━━ MATERIALS PROVIDED
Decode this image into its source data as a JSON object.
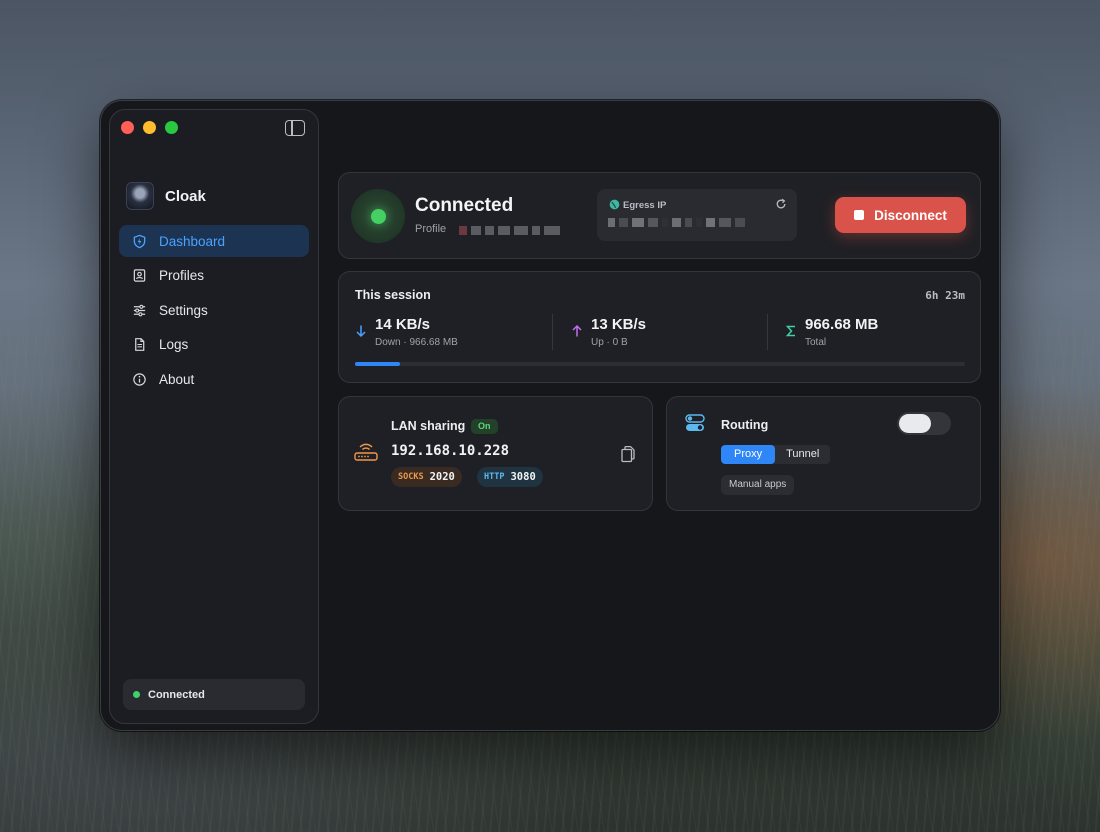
{
  "app": {
    "name": "Cloak"
  },
  "sidebar": {
    "items": [
      {
        "label": "Dashboard",
        "icon": "shield-bolt-icon",
        "active": true
      },
      {
        "label": "Profiles",
        "icon": "profile-card-icon",
        "active": false
      },
      {
        "label": "Settings",
        "icon": "sliders-icon",
        "active": false
      },
      {
        "label": "Logs",
        "icon": "document-icon",
        "active": false
      },
      {
        "label": "About",
        "icon": "info-icon",
        "active": false
      }
    ],
    "status": "Connected"
  },
  "connection": {
    "status": "Connected",
    "profile_label": "Profile",
    "egress_label": "Egress IP",
    "disconnect_label": "Disconnect"
  },
  "session": {
    "title": "This session",
    "duration": "6h 23m",
    "down": {
      "value": "14 KB/s",
      "sub": "Down · 966.68 MB"
    },
    "up": {
      "value": "13 KB/s",
      "sub": "Up · 0 B"
    },
    "total": {
      "value": "966.68 MB",
      "sub": "Total"
    },
    "progress": 0.074
  },
  "lan": {
    "title": "LAN sharing",
    "badge": "On",
    "ip": "192.168.10.228",
    "socks_key": "SOCKS",
    "socks_port": "2020",
    "http_key": "HTTP",
    "http_port": "3080"
  },
  "routing": {
    "title": "Routing",
    "enabled": false,
    "modes": [
      "Proxy",
      "Tunnel"
    ],
    "selected_mode": "Proxy",
    "manual_apps": "Manual apps"
  },
  "colors": {
    "accent": "#2f86f6",
    "danger": "#d9534a",
    "success": "#45d064"
  }
}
━━━━
WHAT THE TASK ASKS |
Skipping the pictures, transcribe each line above exactly as it appears.

FULL ANSWER |
Decode this image into its source data as a JSON object.
{
  "app": {
    "name": "Cloak"
  },
  "sidebar": {
    "items": [
      {
        "label": "Dashboard",
        "icon": "shield-bolt-icon",
        "active": true
      },
      {
        "label": "Profiles",
        "icon": "profile-card-icon",
        "active": false
      },
      {
        "label": "Settings",
        "icon": "sliders-icon",
        "active": false
      },
      {
        "label": "Logs",
        "icon": "document-icon",
        "active": false
      },
      {
        "label": "About",
        "icon": "info-icon",
        "active": false
      }
    ],
    "status": "Connected"
  },
  "connection": {
    "status": "Connected",
    "profile_label": "Profile",
    "egress_label": "Egress IP",
    "disconnect_label": "Disconnect"
  },
  "session": {
    "title": "This session",
    "duration": "6h 23m",
    "down": {
      "value": "14 KB/s",
      "sub": "Down · 966.68 MB"
    },
    "up": {
      "value": "13 KB/s",
      "sub": "Up · 0 B"
    },
    "total": {
      "value": "966.68 MB",
      "sub": "Total"
    },
    "progress": 0.074
  },
  "lan": {
    "title": "LAN sharing",
    "badge": "On",
    "ip": "192.168.10.228",
    "socks_key": "SOCKS",
    "socks_port": "2020",
    "http_key": "HTTP",
    "http_port": "3080"
  },
  "routing": {
    "title": "Routing",
    "enabled": false,
    "modes": [
      "Proxy",
      "Tunnel"
    ],
    "selected_mode": "Proxy",
    "manual_apps": "Manual apps"
  },
  "colors": {
    "accent": "#2f86f6",
    "danger": "#d9534a",
    "success": "#45d064"
  }
}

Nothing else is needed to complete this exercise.